Given problem: Answer with a single number: the count of lines that hold "mean".

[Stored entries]

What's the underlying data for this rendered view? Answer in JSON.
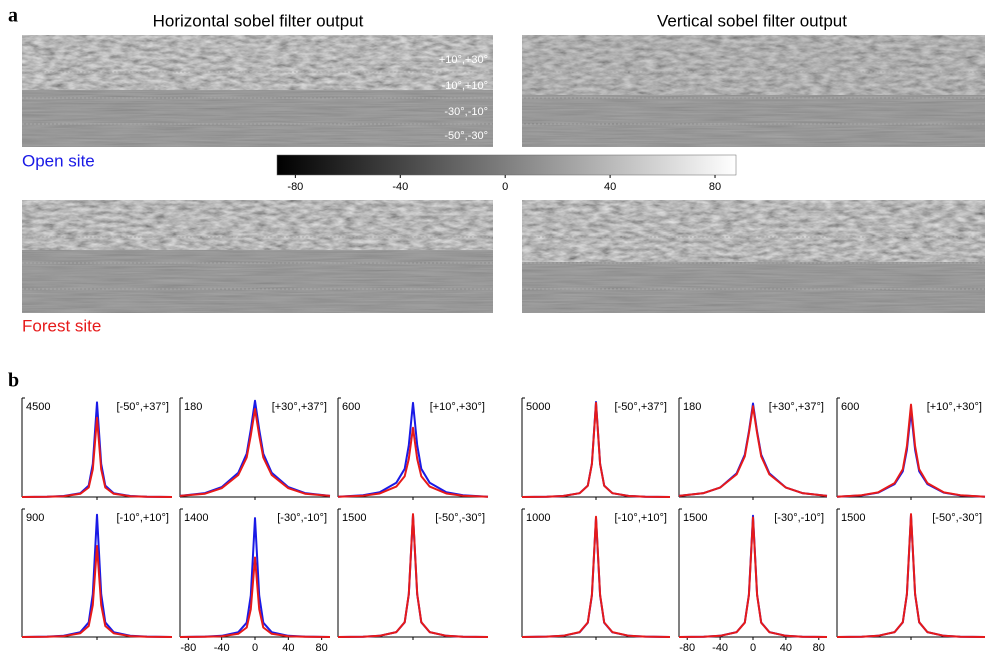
{
  "panel_labels": [
    "a",
    "b"
  ],
  "panel_a": {
    "titles": [
      "Horizontal sobel filter output",
      "Vertical sobel filter output"
    ],
    "sites": [
      "Open site",
      "Forest site"
    ],
    "bands": [
      "+10°,+30°",
      "-10°,+10°",
      "-30°,-10°",
      "-50°,-30°"
    ],
    "colorbar": {
      "xlim": [
        -87,
        88
      ],
      "xticks": [
        -80,
        -40,
        0,
        40,
        80
      ]
    }
  },
  "chart_data": [
    {
      "type": "line",
      "title": "[-50°,+37°]",
      "x": [
        -90,
        -60,
        -40,
        -20,
        -10,
        -5,
        0,
        5,
        10,
        20,
        40,
        60,
        90
      ],
      "xlim": [
        -90,
        90
      ],
      "ylim": [
        0,
        4500
      ],
      "yticks": [
        4500
      ],
      "series": [
        {
          "color": "#1a1ae6",
          "values": [
            0,
            13,
            45,
            172,
            516,
            1505,
            4300,
            1505,
            516,
            172,
            45,
            13,
            0
          ]
        },
        {
          "color": "#e61a1a",
          "values": [
            0,
            11,
            36,
            144,
            432,
            1260,
            3600,
            1260,
            432,
            144,
            36,
            11,
            0
          ]
        }
      ]
    },
    {
      "type": "line",
      "title": "[+30°,+37°]",
      "x": [
        -90,
        -60,
        -40,
        -20,
        -10,
        -5,
        0,
        5,
        10,
        20,
        40,
        60,
        90
      ],
      "xlim": [
        -90,
        90
      ],
      "ylim": [
        0,
        180
      ],
      "yticks": [
        180
      ],
      "series": [
        {
          "color": "#1a1ae6",
          "values": [
            2,
            7,
            18,
            44,
            79,
            123,
            175,
            123,
            79,
            44,
            18,
            7,
            2
          ]
        },
        {
          "color": "#e61a1a",
          "values": [
            2,
            6,
            16,
            40,
            72,
            112,
            160,
            112,
            72,
            40,
            16,
            6,
            2
          ]
        }
      ]
    },
    {
      "type": "line",
      "title": "[+10°,+30°]",
      "x": [
        -90,
        -60,
        -40,
        -20,
        -10,
        -5,
        0,
        5,
        10,
        20,
        40,
        60,
        90
      ],
      "xlim": [
        -90,
        90
      ],
      "ylim": [
        0,
        600
      ],
      "yticks": [
        600
      ],
      "series": [
        {
          "color": "#1a1ae6",
          "values": [
            2,
            11,
            29,
            86,
            171,
            314,
            570,
            314,
            171,
            86,
            29,
            11,
            2
          ]
        },
        {
          "color": "#e61a1a",
          "values": [
            1,
            8,
            21,
            63,
            126,
            231,
            420,
            231,
            126,
            63,
            21,
            8,
            1
          ]
        }
      ]
    },
    {
      "type": "line",
      "title": "[-10°,+10°]",
      "x": [
        -90,
        -60,
        -40,
        -20,
        -10,
        -5,
        0,
        5,
        10,
        20,
        40,
        60,
        90
      ],
      "xlim": [
        -90,
        90
      ],
      "ylim": [
        0,
        900
      ],
      "yticks": [
        900
      ],
      "series": [
        {
          "color": "#1a1ae6",
          "values": [
            0,
            3,
            9,
            34,
            103,
            301,
            860,
            301,
            103,
            34,
            9,
            3,
            0
          ]
        },
        {
          "color": "#e61a1a",
          "values": [
            0,
            2,
            6,
            26,
            77,
            224,
            640,
            224,
            77,
            26,
            6,
            2,
            0
          ]
        }
      ]
    },
    {
      "type": "line",
      "title": "[-30°,-10°]",
      "x": [
        -90,
        -60,
        -40,
        -20,
        -10,
        -5,
        0,
        5,
        10,
        20,
        40,
        60,
        90
      ],
      "xlim": [
        -90,
        90
      ],
      "ylim": [
        0,
        1400
      ],
      "yticks": [
        1400
      ],
      "xticks": [
        -80,
        -40,
        0,
        40,
        80
      ],
      "series": [
        {
          "color": "#1a1ae6",
          "values": [
            0,
            4,
            13,
            52,
            156,
            455,
            1300,
            455,
            156,
            52,
            13,
            4,
            0
          ]
        },
        {
          "color": "#e61a1a",
          "values": [
            0,
            3,
            9,
            35,
            104,
            305,
            870,
            305,
            104,
            35,
            9,
            3,
            0
          ]
        }
      ]
    },
    {
      "type": "line",
      "title": "[-50°,-30°]",
      "x": [
        -90,
        -60,
        -40,
        -20,
        -10,
        -5,
        0,
        5,
        10,
        20,
        40,
        60,
        90
      ],
      "xlim": [
        -90,
        90
      ],
      "ylim": [
        0,
        1500
      ],
      "yticks": [
        1500
      ],
      "series": [
        {
          "color": "#1a1ae6",
          "values": [
            0,
            4,
            14,
            57,
            172,
            500,
            1430,
            500,
            172,
            57,
            14,
            4,
            0
          ]
        },
        {
          "color": "#e61a1a",
          "values": [
            0,
            4,
            14,
            58,
            173,
            504,
            1440,
            504,
            173,
            58,
            14,
            4,
            0
          ]
        }
      ]
    },
    {
      "type": "line",
      "title": "[-50°,+37°]",
      "x": [
        -90,
        -60,
        -40,
        -20,
        -10,
        -5,
        0,
        5,
        10,
        20,
        40,
        60,
        90
      ],
      "xlim": [
        -90,
        90
      ],
      "ylim": [
        0,
        5000
      ],
      "yticks": [
        5000
      ],
      "series": [
        {
          "color": "#1a1ae6",
          "values": [
            0,
            14,
            48,
            192,
            576,
            1680,
            4800,
            1680,
            576,
            192,
            48,
            14,
            0
          ]
        },
        {
          "color": "#e61a1a",
          "values": [
            0,
            14,
            48,
            190,
            570,
            1663,
            4750,
            1663,
            570,
            190,
            48,
            14,
            0
          ]
        }
      ]
    },
    {
      "type": "line",
      "title": "[+30°,+37°]",
      "x": [
        -90,
        -60,
        -40,
        -20,
        -10,
        -5,
        0,
        5,
        10,
        20,
        40,
        60,
        90
      ],
      "xlim": [
        -90,
        90
      ],
      "ylim": [
        0,
        180
      ],
      "yticks": [
        180
      ],
      "series": [
        {
          "color": "#1a1ae6",
          "values": [
            2,
            7,
            17,
            43,
            77,
            119,
            170,
            119,
            77,
            43,
            17,
            7,
            2
          ]
        },
        {
          "color": "#e61a1a",
          "values": [
            2,
            7,
            17,
            41,
            74,
            116,
            165,
            116,
            74,
            41,
            17,
            7,
            2
          ]
        }
      ]
    },
    {
      "type": "line",
      "title": "[+10°,+30°]",
      "x": [
        -90,
        -60,
        -40,
        -20,
        -10,
        -5,
        0,
        5,
        10,
        20,
        40,
        60,
        90
      ],
      "xlim": [
        -90,
        90
      ],
      "ylim": [
        0,
        600
      ],
      "yticks": [
        600
      ],
      "series": [
        {
          "color": "#1a1ae6",
          "values": [
            2,
            10,
            26,
            78,
            156,
            286,
            520,
            286,
            156,
            78,
            26,
            10,
            2
          ]
        },
        {
          "color": "#e61a1a",
          "values": [
            2,
            11,
            28,
            84,
            168,
            308,
            560,
            308,
            168,
            84,
            28,
            11,
            2
          ]
        }
      ]
    },
    {
      "type": "line",
      "title": "[-10°,+10°]",
      "x": [
        -90,
        -60,
        -40,
        -20,
        -10,
        -5,
        0,
        5,
        10,
        20,
        40,
        60,
        90
      ],
      "xlim": [
        -90,
        90
      ],
      "ylim": [
        0,
        1000
      ],
      "yticks": [
        1000
      ],
      "series": [
        {
          "color": "#1a1ae6",
          "values": [
            0,
            3,
            9,
            37,
            112,
            326,
            930,
            326,
            112,
            37,
            9,
            3,
            0
          ]
        },
        {
          "color": "#e61a1a",
          "values": [
            0,
            3,
            9,
            38,
            113,
            329,
            940,
            329,
            113,
            38,
            9,
            3,
            0
          ]
        }
      ]
    },
    {
      "type": "line",
      "title": "[-30°,-10°]",
      "x": [
        -90,
        -60,
        -40,
        -20,
        -10,
        -5,
        0,
        5,
        10,
        20,
        40,
        60,
        90
      ],
      "xlim": [
        -90,
        90
      ],
      "ylim": [
        0,
        1500
      ],
      "yticks": [
        1500
      ],
      "xticks": [
        -80,
        -40,
        0,
        40,
        80
      ],
      "series": [
        {
          "color": "#1a1ae6",
          "values": [
            0,
            4,
            14,
            57,
            170,
            497,
            1420,
            497,
            170,
            57,
            14,
            4,
            0
          ]
        },
        {
          "color": "#e61a1a",
          "values": [
            0,
            4,
            14,
            56,
            168,
            490,
            1400,
            490,
            168,
            56,
            14,
            4,
            0
          ]
        }
      ]
    },
    {
      "type": "line",
      "title": "[-50°,-30°]",
      "x": [
        -90,
        -60,
        -40,
        -20,
        -10,
        -5,
        0,
        5,
        10,
        20,
        40,
        60,
        90
      ],
      "xlim": [
        -90,
        90
      ],
      "ylim": [
        0,
        1500
      ],
      "yticks": [
        1500
      ],
      "series": [
        {
          "color": "#1a1ae6",
          "values": [
            0,
            4,
            14,
            57,
            172,
            500,
            1430,
            500,
            172,
            57,
            14,
            4,
            0
          ]
        },
        {
          "color": "#e61a1a",
          "values": [
            0,
            4,
            14,
            58,
            173,
            504,
            1440,
            504,
            173,
            58,
            14,
            4,
            0
          ]
        }
      ]
    }
  ]
}
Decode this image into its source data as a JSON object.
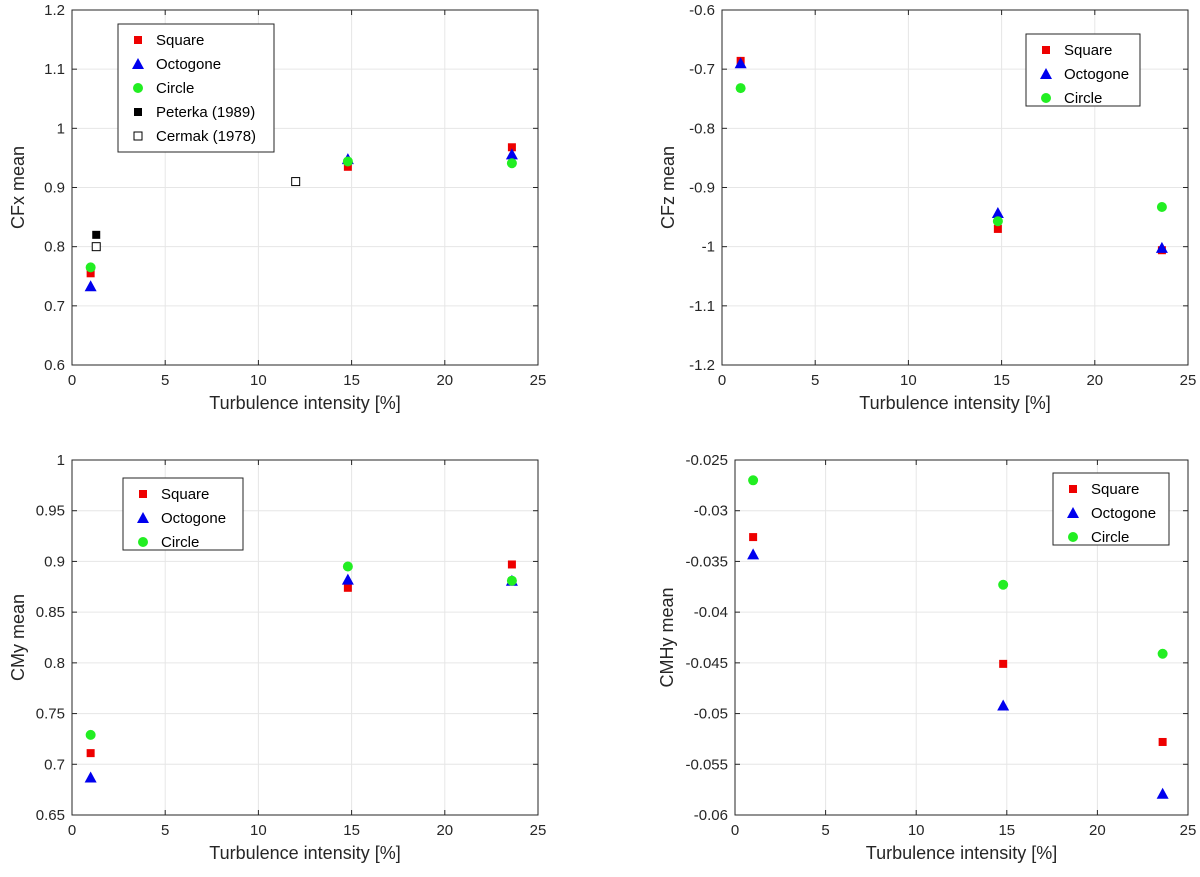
{
  "xlabel": "Turbulence intensity [%]",
  "colors": {
    "square": "#ee0000",
    "octogone": "#0000ee",
    "circle": "#22ee22",
    "peterka": "#000000",
    "cermak": "#ffffff"
  },
  "chart_data": [
    {
      "type": "scatter",
      "ylabel": "CFx mean",
      "xlim": [
        0,
        25
      ],
      "ylim": [
        0.6,
        1.2
      ],
      "xticks": [
        0,
        5,
        10,
        15,
        20,
        25
      ],
      "yticks": [
        0.6,
        0.7,
        0.8,
        0.9,
        1,
        1.1,
        1.2
      ],
      "ytick_labels": [
        "0.6",
        "0.7",
        "0.8",
        "0.9",
        "1",
        "1.1",
        "1.2"
      ],
      "legend_position": "top-left",
      "series": [
        {
          "name": "Square",
          "marker": "square",
          "x": [
            1.0,
            14.8,
            23.6
          ],
          "y": [
            0.755,
            0.935,
            0.968
          ]
        },
        {
          "name": "Octogone",
          "marker": "triangle",
          "x": [
            1.0,
            14.8,
            23.6
          ],
          "y": [
            0.733,
            0.948,
            0.956
          ]
        },
        {
          "name": "Circle",
          "marker": "circle",
          "x": [
            1.0,
            14.8,
            23.6
          ],
          "y": [
            0.765,
            0.944,
            0.941
          ]
        },
        {
          "name": "Peterka (1989)",
          "marker": "square-filled-black",
          "x": [
            1.3
          ],
          "y": [
            0.82
          ]
        },
        {
          "name": "Cermak (1978)",
          "marker": "square-open",
          "x": [
            1.3,
            12.0
          ],
          "y": [
            0.8,
            0.91
          ]
        }
      ]
    },
    {
      "type": "scatter",
      "ylabel": "CFz mean",
      "xlim": [
        0,
        25
      ],
      "ylim": [
        -1.2,
        -0.6
      ],
      "xticks": [
        0,
        5,
        10,
        15,
        20,
        25
      ],
      "yticks": [
        -1.2,
        -1.1,
        -1,
        -0.9,
        -0.8,
        -0.7,
        -0.6
      ],
      "ytick_labels": [
        "-1.2",
        "-1.1",
        "-1",
        "-0.9",
        "-0.8",
        "-0.7",
        "-0.6"
      ],
      "legend_position": "top-right",
      "series": [
        {
          "name": "Square",
          "marker": "square",
          "x": [
            1.0,
            14.8,
            23.6
          ],
          "y": [
            -0.686,
            -0.97,
            -1.006
          ]
        },
        {
          "name": "Octogone",
          "marker": "triangle",
          "x": [
            1.0,
            14.8,
            23.6
          ],
          "y": [
            -0.69,
            -0.943,
            -1.002
          ]
        },
        {
          "name": "Circle",
          "marker": "circle",
          "x": [
            1.0,
            14.8,
            23.6
          ],
          "y": [
            -0.732,
            -0.957,
            -0.933
          ]
        }
      ]
    },
    {
      "type": "scatter",
      "ylabel": "CMy mean",
      "xlim": [
        0,
        25
      ],
      "ylim": [
        0.65,
        1.0
      ],
      "xticks": [
        0,
        5,
        10,
        15,
        20,
        25
      ],
      "yticks": [
        0.65,
        0.7,
        0.75,
        0.8,
        0.85,
        0.9,
        0.95,
        1
      ],
      "ytick_labels": [
        "0.65",
        "0.7",
        "0.75",
        "0.8",
        "0.85",
        "0.9",
        "0.95",
        "1"
      ],
      "legend_position": "top-left",
      "series": [
        {
          "name": "Square",
          "marker": "square",
          "x": [
            1.0,
            14.8,
            23.6
          ],
          "y": [
            0.711,
            0.874,
            0.897
          ]
        },
        {
          "name": "Octogone",
          "marker": "triangle",
          "x": [
            1.0,
            14.8,
            23.6
          ],
          "y": [
            0.687,
            0.882,
            0.881
          ]
        },
        {
          "name": "Circle",
          "marker": "circle",
          "x": [
            1.0,
            14.8,
            23.6
          ],
          "y": [
            0.729,
            0.895,
            0.881
          ]
        }
      ]
    },
    {
      "type": "scatter",
      "ylabel": "CMHy mean",
      "xlim": [
        0,
        25
      ],
      "ylim": [
        -0.06,
        -0.025
      ],
      "xticks": [
        0,
        5,
        10,
        15,
        20,
        25
      ],
      "yticks": [
        -0.06,
        -0.055,
        -0.05,
        -0.045,
        -0.04,
        -0.035,
        -0.03,
        -0.025
      ],
      "ytick_labels": [
        "-0.06",
        "-0.055",
        "-0.05",
        "-0.045",
        "-0.04",
        "-0.035",
        "-0.03",
        "-0.025"
      ],
      "legend_position": "top-right",
      "series": [
        {
          "name": "Square",
          "marker": "square",
          "x": [
            1.0,
            14.8,
            23.6
          ],
          "y": [
            -0.0326,
            -0.0451,
            -0.0528
          ]
        },
        {
          "name": "Octogone",
          "marker": "triangle",
          "x": [
            1.0,
            14.8,
            23.6
          ],
          "y": [
            -0.0343,
            -0.0492,
            -0.0579
          ]
        },
        {
          "name": "Circle",
          "marker": "circle",
          "x": [
            1.0,
            14.8,
            23.6
          ],
          "y": [
            -0.027,
            -0.0373,
            -0.0441
          ]
        }
      ]
    }
  ]
}
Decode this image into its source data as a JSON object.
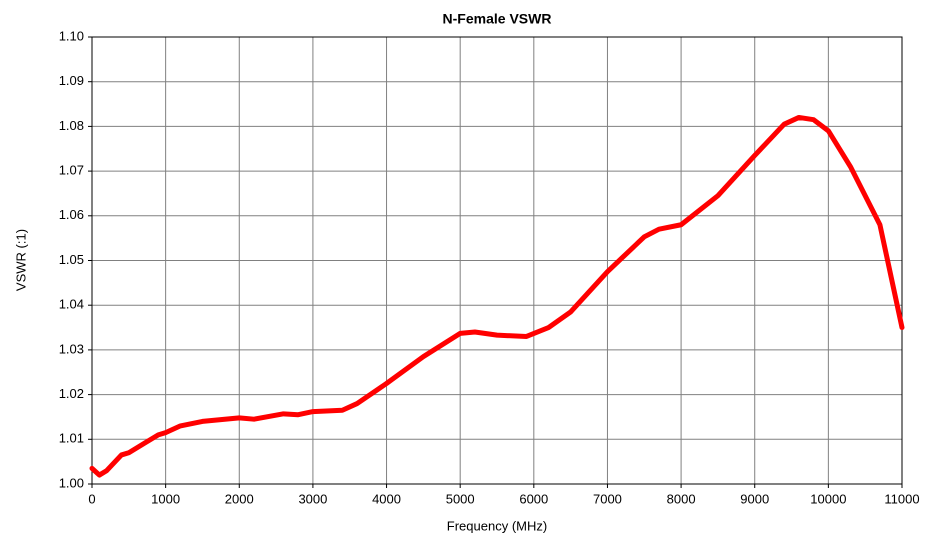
{
  "chart_data": {
    "type": "line",
    "title": "N-Female VSWR",
    "x_label": "Frequency (MHz)",
    "y_label": "VSWR (:1)",
    "x": [
      0,
      100,
      200,
      400,
      500,
      700,
      900,
      1000,
      1200,
      1500,
      2000,
      2200,
      2600,
      2800,
      3000,
      3400,
      3600,
      4000,
      4500,
      5000,
      5200,
      5500,
      5900,
      6200,
      6500,
      7000,
      7500,
      7700,
      8000,
      8500,
      9000,
      9400,
      9600,
      9800,
      10000,
      10300,
      10700,
      11000
    ],
    "series": [
      {
        "name": "VSWR",
        "color": "#ff0000",
        "values": [
          1.0035,
          1.002,
          1.003,
          1.0065,
          1.007,
          1.009,
          1.011,
          1.0115,
          1.013,
          1.014,
          1.0148,
          1.0145,
          1.0157,
          1.0155,
          1.0162,
          1.0165,
          1.018,
          1.0225,
          1.0285,
          1.0337,
          1.034,
          1.0333,
          1.033,
          1.035,
          1.0385,
          1.0475,
          1.0553,
          1.057,
          1.058,
          1.0645,
          1.0735,
          1.0805,
          1.082,
          1.0815,
          1.079,
          1.071,
          1.058,
          1.035
        ]
      }
    ],
    "xlim": [
      0,
      11000
    ],
    "xticks": [
      0,
      1000,
      2000,
      3000,
      4000,
      5000,
      6000,
      7000,
      8000,
      9000,
      10000,
      11000
    ],
    "ylim": [
      1.0,
      1.1
    ],
    "yticks": [
      {
        "value": 1.0,
        "label": "1.00"
      },
      1.01,
      1.02,
      1.03,
      1.04,
      1.05,
      1.06,
      1.07,
      1.08,
      1.09,
      {
        "value": 1.1,
        "label": "1.10"
      }
    ],
    "grid": true
  }
}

Output: 4